** start of GIVEN RECORDS **

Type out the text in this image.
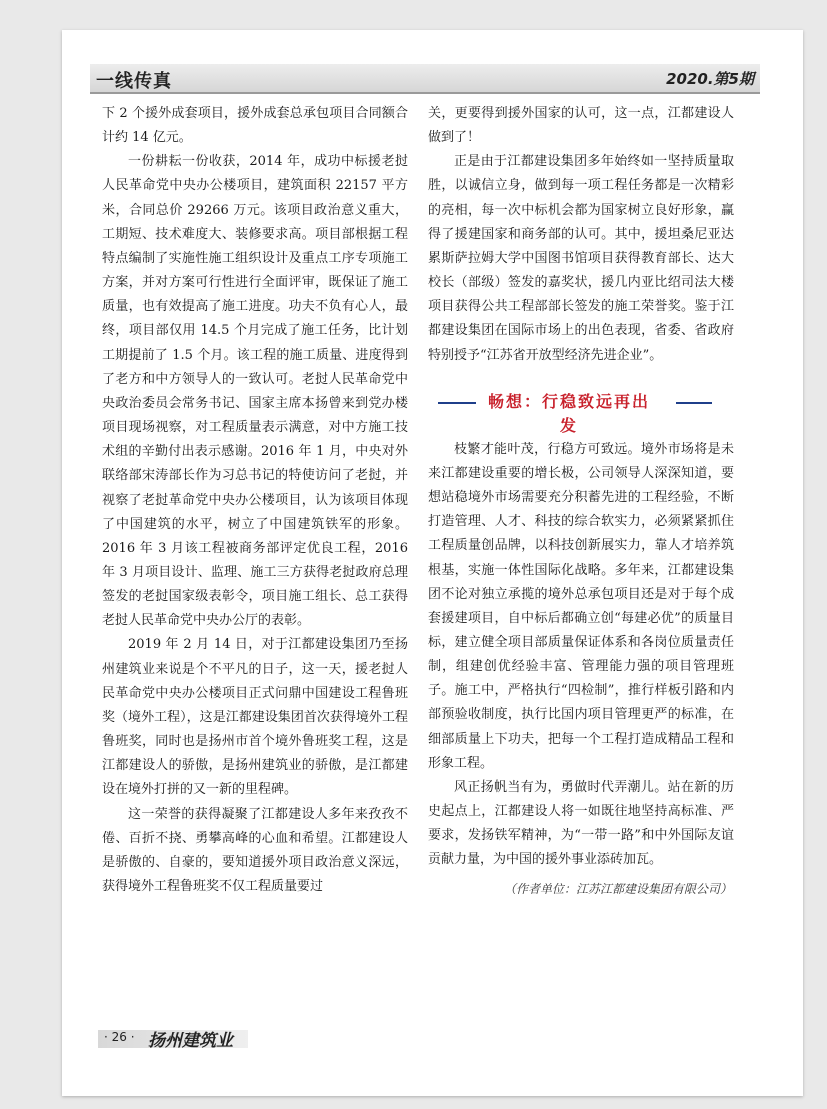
一线传真	2020.第5期

下 2 个援外成套项目，援外成套总承包项目合同额合计约 14 亿元。

一份耕耘一份收获，2014 年，成功中标援老挝人民革命党中央办公楼项目，建筑面积 22157 平方米，合同总价 29266 万元。该项目政治意义重大，工期短、技术难度大、装修要求高。项目部根据工程特点编制了实施性施工组织设计及重点工序专项施工方案，并对方案可行性进行全面评审，既保证了施工质量，也有效提高了施工进度。功夫不负有心人，最终，项目部仅用 14.5 个月完成了施工任务，比计划工期提前了 1.5 个月。该工程的施工质量、进度得到了老方和中方领导人的一致认可。老挝人民革命党中央政治委员会常务书记、国家主席本扬曾来到党办楼项目现场视察，对工程质量表示满意，对中方施工技术组的辛勤付出表示感谢。2016 年 1 月，中央对外联络部宋涛部长作为习总书记的特使访问了老挝，并视察了老挝革命党中央办公楼项目，认为该项目体现了中国建筑的水平，树立了中国建筑铁军的形象。2016 年 3 月该工程被商务部评定优良工程，2016 年 3 月项目设计、监理、施工三方获得老挝政府总理签发的老挝国家级表彰令，项目施工组长、总工获得老挝人民革命党中央办公厅的表彰。

2019 年 2 月 14 日，对于江都建设集团乃至扬州建筑业来说是个不平凡的日子，这一天，援老挝人民革命党中央办公楼项目正式问鼎中国建设工程鲁班奖（境外工程），这是江都建设集团首次获得境外工程鲁班奖，同时也是扬州市首个境外鲁班奖工程，这是江都建设人的骄傲，是扬州建筑业的骄傲，是江都建设在境外打拼的又一新的里程碑。

这一荣誉的获得凝聚了江都建设人多年来孜孜不倦、百折不挠、勇攀高峰的心血和希望。江都建设人是骄傲的、自豪的，要知道援外项目政治意义深远，获得境外工程鲁班奖不仅工程质量要过

关，更要得到援外国家的认可，这一点，江都建设人做到了！

正是由于江都建设集团多年始终如一坚持质量取胜，以诚信立身，做到每一项工程任务都是一次精彩的亮相，每一次中标机会都为国家树立良好形象，赢得了援建国家和商务部的认可。其中，援坦桑尼亚达累斯萨拉姆大学中国图书馆项目获得教育部长、达大校长（部级）签发的嘉奖状，援几内亚比绍司法大楼项目获得公共工程部部长签发的施工荣誉奖。鉴于江都建设集团在国际市场上的出色表现，省委、省政府特别授予“江苏省开放型经济先进企业”。

畅想：行稳致远再出发

枝繁才能叶茂，行稳方可致远。境外市场将是未来江都建设重要的增长极，公司领导人深深知道，要想站稳境外市场需要充分积蓄先进的工程经验，不断打造管理、人才、科技的综合软实力，必须紧紧抓住工程质量创品牌，以科技创新展实力，靠人才培养筑根基，实施一体性国际化战略。多年来，江都建设集团不论对独立承揽的境外总承包项目还是对于每个成套援建项目，自中标后都确立创“每建必优”的质量目标，建立健全项目部质量保证体系和各岗位质量责任制，组建创优经验丰富、管理能力强的项目管理班子。施工中，严格执行“四检制”，推行样板引路和内部预验收制度，执行比国内项目管理更严的标准，在细部质量上下功夫，把每一个工程打造成精品工程和形象工程。

风正扬帆当有为，勇做时代弄潮儿。站在新的历史起点上，江都建设人将一如既往地坚持高标准、严要求，发扬铁军精神，为“一带一路”和中外国际友谊贡献力量，为中国的援外事业添砖加瓦。

（作者单位：江苏江都建设集团有限公司）
· 26 · 扬州建筑业
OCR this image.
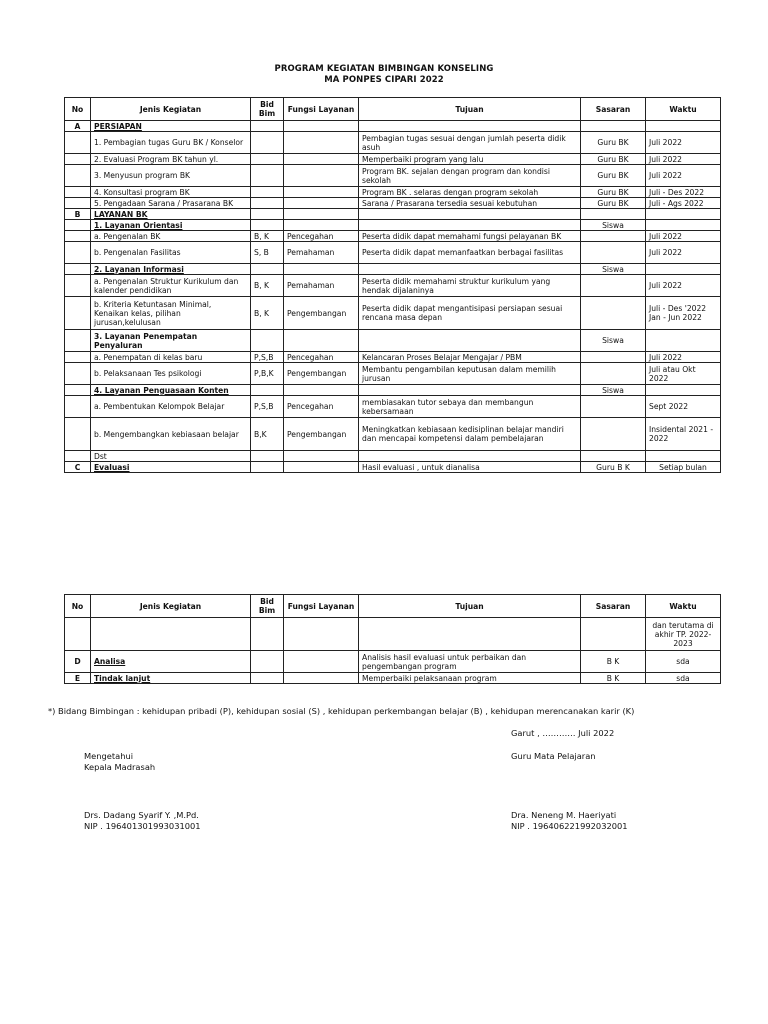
PROGRAM KEGIATAN BIMBINGAN KONSELING
MA PONPES CIPARI 2022
No	Jenis Kegiatan	Bid Bim	Fungsi Layanan	Tujuan	Sasaran	Waktu
A	PERSIAPAN					
	1. Pembagian tugas Guru BK / Konselor			Pembagian tugas sesuai dengan jumlah peserta didik asuh	Guru BK	Juli 2022
	2. Evaluasi Program BK tahun yl.			Memperbaiki program yang lalu	Guru BK	Juli 2022
	3. Menyusun program BK			Program BK. sejalan dengan program dan kondisi sekolah	Guru BK	Juli 2022
	4. Konsultasi program BK			Program BK . selaras dengan program sekolah	Guru BK	Juli - Des 2022
	5. Pengadaan Sarana / Prasarana BK			Sarana / Prasarana tersedia sesuai kebutuhan	Guru BK	Juli - Ags 2022
B	LAYANAN BK					
	1. Layanan Orientasi				Siswa	
	a. Pengenalan BK	B, K	Pencegahan	Peserta didik dapat memahami fungsi pelayanan BK		Juli 2022
	b. Pengenalan Fasilitas	S, B	Pemahaman	Peserta didik dapat memanfaatkan berbagai fasilitas		Juli 2022
	2. Layanan Informasi				Siswa	
	a. Pengenalan Struktur Kurikulum dan kalender pendidikan	B, K	Pemahaman	Peserta didik memahami struktur kurikulum yang hendak dijalaninya		Juli 2022
	b. Kriteria Ketuntasan Minimal, Kenaikan kelas, pilihan jurusan,kelulusan	B, K	Pengembangan	Peserta didik dapat mengantisipasi persiapan sesuai rencana masa depan		Juli - Des '2022 Jan - Jun 2022
	3. Layanan Penempatan Penyaluran				Siswa	
	a. Penempatan di kelas baru	P,S,B	Pencegahan	Kelancaran Proses Belajar Mengajar / PBM		Juli 2022
	b. Pelaksanaan Tes psikologi	P,B,K	Pengembangan	Membantu pengambilan keputusan dalam memilih jurusan		Juli atau Okt 2022
	4. Layanan Penguasaan Konten				Siswa	
	a. Pembentukan Kelompok Belajar	P,S,B	Pencegahan	membiasakan tutor sebaya dan membangun kebersamaan		Sept 2022
	b. Mengembangkan kebiasaan belajar	B,K	Pengembangan	Meningkatkan kebiasaan kedisiplinan belajar mandiri dan mencapai kompetensi dalam pembelajaran		Insidental 2021 - 2022
	Dst					
C	Evaluasi			Hasil evaluasi , untuk dianalisa	Guru B K	Setiap bulan
No	Jenis Kegiatan	Bid Bim	Fungsi Layanan	Tujuan	Sasaran	Waktu
						dan terutama di akhir TP. 2022-2023
D	Analisa			Analisis hasil evaluasi untuk perbaikan dan pengembangan program	B K	sda
E	Tindak lanjut			Memperbaiki pelaksanaan program	B K	sda
*) Bidang Bimbingan : kehidupan pribadi (P), kehidupan sosial (S) , kehidupan perkembangan belajar (B) , kehidupan merencanakan karir (K)
Garut , ………… Juli 2022
Mengetahui
Kepala Madrasah
Guru Mata Pelajaran
Drs. Dadang Syarif Y. ,M.Pd.
NIP . 196401301993031001
Dra. Neneng M. Haeriyati
NIP . 196406221992032001
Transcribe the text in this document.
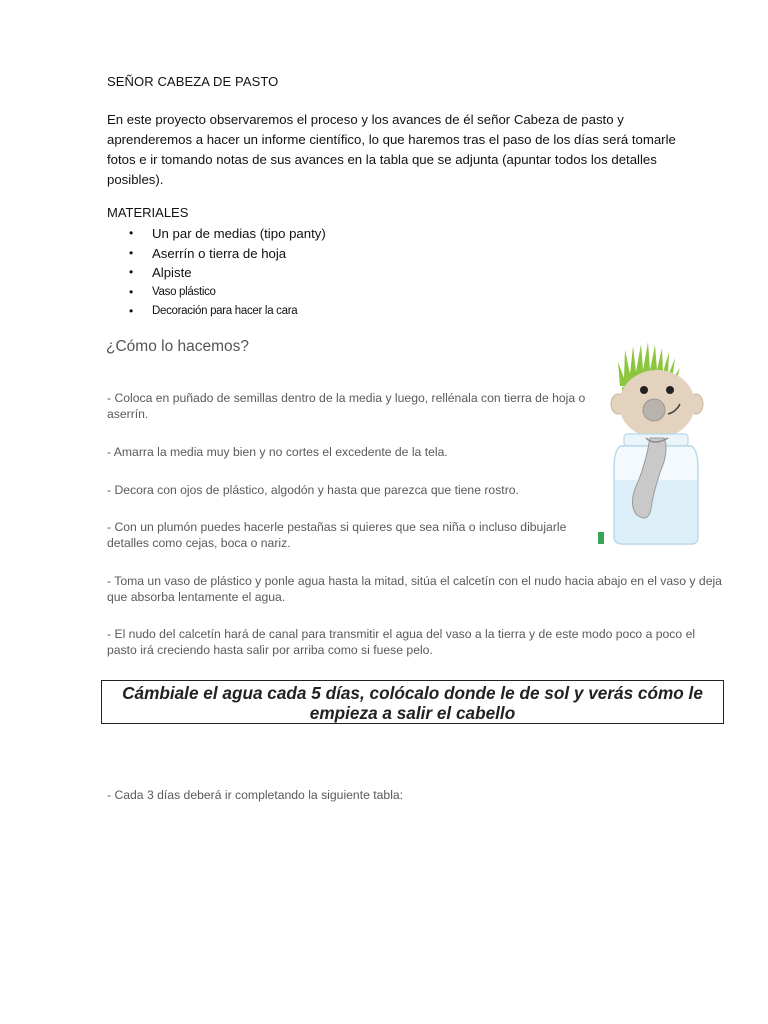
SEÑOR CABEZA DE PASTO
En este proyecto observaremos el proceso y los avances de él señor Cabeza de pasto y aprenderemos a hacer un informe científico, lo que haremos tras el paso de los días será tomarle fotos e ir tomando notas de sus avances en la tabla que se adjunta (apuntar todos los detalles posibles).
MATERIALES
• Un par de medias (tipo panty)
• Aserrín o tierra de hoja
• Alpiste
• Vaso plástico
• Decoración para hacer la cara
¿Cómo lo hacemos?
- Coloca en puñado de semillas dentro de la media y luego, rellénala con tierra de hoja o aserrín.
- Amarra la media muy bien y no cortes el excedente de la tela.
- Decora con ojos de plástico, algodón y hasta que parezca que tiene rostro.
- Con un plumón puedes hacerle pestañas si quieres que sea niña o incluso dibujarle detalles como cejas, boca o nariz.
- Toma un vaso de plástico y ponle agua hasta la mitad, sitúa el calcetín con el nudo hacia abajo en el vaso y deja que absorba lentamente el agua.
- El nudo del calcetín hará de canal para transmitir el agua del vaso a la tierra y de este modo poco a poco el pasto irá creciendo hasta salir por arriba como si fuese pelo.
Cámbiale el agua cada 5 días, colócalo donde le de sol y verás cómo le empieza a salir el cabello
- Cada 3 días deberá ir completando la siguiente tabla:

** end of GIVEN RECORDS **

:: PROBLEM DETAILS ::
Copy every line from the entries that contains the word "para".

:: COMPLETE RESPONSE ::
• Decoración para hacer la cara
- El nudo del calcetín hará de canal para transmitir el agua del vaso a la tierra y de este modo poco a poco el pasto irá creciendo hasta salir por arriba como si fuese pelo.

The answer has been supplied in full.